■ Records to use ■
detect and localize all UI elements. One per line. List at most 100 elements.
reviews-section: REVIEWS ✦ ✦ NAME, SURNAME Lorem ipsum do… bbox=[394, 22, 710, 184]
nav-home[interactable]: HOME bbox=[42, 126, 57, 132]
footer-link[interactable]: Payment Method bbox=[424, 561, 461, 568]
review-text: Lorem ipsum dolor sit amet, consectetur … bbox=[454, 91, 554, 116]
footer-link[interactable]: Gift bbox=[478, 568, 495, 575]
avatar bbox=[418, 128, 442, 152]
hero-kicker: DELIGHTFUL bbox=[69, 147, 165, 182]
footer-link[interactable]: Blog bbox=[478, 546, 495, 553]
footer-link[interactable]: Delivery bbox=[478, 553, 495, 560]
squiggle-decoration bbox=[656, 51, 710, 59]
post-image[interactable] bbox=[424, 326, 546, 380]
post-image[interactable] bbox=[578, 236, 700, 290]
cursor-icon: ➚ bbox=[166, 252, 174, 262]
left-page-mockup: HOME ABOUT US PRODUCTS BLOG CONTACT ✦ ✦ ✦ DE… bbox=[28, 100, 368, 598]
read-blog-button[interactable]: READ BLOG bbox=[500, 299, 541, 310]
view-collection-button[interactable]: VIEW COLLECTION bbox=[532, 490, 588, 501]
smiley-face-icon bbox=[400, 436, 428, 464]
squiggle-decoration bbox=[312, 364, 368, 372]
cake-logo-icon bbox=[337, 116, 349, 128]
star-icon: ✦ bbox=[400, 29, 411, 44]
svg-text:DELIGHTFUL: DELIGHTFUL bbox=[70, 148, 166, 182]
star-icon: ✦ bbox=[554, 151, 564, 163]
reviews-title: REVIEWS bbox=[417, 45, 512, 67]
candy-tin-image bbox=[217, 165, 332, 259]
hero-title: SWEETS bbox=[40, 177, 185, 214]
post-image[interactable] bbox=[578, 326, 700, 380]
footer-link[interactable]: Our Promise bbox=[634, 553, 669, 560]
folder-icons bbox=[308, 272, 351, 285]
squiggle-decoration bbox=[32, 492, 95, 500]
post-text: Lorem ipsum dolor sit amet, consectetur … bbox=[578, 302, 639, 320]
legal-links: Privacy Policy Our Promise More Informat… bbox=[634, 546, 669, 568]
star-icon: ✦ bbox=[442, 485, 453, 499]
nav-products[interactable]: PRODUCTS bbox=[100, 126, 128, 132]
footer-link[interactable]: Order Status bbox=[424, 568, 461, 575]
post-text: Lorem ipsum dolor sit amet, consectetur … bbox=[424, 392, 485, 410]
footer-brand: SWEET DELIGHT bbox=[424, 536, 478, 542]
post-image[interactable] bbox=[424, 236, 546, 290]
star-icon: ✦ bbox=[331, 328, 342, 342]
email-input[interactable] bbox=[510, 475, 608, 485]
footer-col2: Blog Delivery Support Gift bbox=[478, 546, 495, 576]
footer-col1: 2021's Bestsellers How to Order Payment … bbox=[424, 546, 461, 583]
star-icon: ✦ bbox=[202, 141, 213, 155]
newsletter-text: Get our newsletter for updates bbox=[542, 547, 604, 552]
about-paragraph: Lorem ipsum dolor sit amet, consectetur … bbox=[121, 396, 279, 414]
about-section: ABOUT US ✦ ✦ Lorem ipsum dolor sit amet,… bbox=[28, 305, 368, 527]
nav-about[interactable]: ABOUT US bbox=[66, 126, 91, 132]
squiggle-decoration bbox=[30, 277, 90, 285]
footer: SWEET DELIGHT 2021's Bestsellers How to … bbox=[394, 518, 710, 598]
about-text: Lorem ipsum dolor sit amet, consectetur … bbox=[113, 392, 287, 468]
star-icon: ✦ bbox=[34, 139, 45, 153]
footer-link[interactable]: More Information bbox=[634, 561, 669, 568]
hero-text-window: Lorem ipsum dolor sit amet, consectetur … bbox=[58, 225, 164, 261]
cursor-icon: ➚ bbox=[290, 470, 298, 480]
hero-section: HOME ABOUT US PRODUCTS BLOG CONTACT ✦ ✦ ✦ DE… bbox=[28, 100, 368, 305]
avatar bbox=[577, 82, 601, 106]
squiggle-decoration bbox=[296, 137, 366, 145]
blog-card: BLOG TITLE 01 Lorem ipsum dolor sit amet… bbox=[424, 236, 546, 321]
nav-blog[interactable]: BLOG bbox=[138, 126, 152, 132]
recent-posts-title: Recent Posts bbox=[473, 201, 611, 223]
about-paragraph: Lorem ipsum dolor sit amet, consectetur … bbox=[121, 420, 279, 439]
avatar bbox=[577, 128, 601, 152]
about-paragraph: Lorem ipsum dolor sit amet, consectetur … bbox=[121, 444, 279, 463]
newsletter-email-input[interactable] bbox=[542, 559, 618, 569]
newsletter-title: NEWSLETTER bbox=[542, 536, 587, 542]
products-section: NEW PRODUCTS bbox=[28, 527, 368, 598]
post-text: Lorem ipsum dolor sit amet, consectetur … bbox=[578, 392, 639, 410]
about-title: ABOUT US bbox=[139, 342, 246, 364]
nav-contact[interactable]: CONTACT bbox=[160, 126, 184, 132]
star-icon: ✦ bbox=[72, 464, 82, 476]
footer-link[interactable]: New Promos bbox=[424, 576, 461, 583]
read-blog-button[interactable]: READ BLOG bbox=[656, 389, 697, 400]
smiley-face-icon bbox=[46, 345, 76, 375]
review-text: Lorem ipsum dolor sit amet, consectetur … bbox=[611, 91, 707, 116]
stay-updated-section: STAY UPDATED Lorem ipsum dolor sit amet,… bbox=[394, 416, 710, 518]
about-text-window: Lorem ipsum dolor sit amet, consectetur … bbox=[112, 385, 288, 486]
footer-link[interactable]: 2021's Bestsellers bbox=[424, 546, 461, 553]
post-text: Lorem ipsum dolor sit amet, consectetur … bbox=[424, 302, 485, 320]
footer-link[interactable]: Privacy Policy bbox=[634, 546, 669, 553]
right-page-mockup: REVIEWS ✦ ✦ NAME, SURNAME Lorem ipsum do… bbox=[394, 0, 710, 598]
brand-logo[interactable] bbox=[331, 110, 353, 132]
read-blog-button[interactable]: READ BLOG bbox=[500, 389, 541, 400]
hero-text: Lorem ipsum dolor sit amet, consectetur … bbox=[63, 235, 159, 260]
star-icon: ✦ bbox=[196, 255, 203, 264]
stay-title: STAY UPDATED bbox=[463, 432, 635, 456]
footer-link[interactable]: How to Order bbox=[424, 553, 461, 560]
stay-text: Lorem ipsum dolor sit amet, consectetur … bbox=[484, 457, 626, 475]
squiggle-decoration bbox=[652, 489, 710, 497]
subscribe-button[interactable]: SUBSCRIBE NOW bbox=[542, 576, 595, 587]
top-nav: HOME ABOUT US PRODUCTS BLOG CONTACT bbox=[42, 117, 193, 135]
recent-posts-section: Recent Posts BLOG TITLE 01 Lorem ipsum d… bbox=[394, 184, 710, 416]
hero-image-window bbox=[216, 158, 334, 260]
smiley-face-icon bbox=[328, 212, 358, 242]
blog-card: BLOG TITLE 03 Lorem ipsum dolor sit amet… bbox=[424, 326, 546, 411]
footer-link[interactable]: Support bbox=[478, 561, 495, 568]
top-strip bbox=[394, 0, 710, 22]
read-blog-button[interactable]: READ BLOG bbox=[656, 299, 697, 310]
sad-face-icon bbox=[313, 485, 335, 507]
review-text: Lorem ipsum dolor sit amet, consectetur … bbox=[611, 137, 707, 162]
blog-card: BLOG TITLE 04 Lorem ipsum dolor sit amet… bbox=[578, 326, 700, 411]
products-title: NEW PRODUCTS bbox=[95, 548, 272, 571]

■ Task ■
Report, word for word, each line in the entries above that contains the string "NAME". Treat uppercase and lowercase letters as different.

■ Reply ■
reviews-section: REVIEWS ✦ ✦ NAME, SURNAME Lorem ipsum do… bbox=[394, 22, 710, 184]
right-page-mockup: REVIEWS ✦ ✦ NAME, SURNAME Lorem ipsum do… bbox=[394, 0, 710, 598]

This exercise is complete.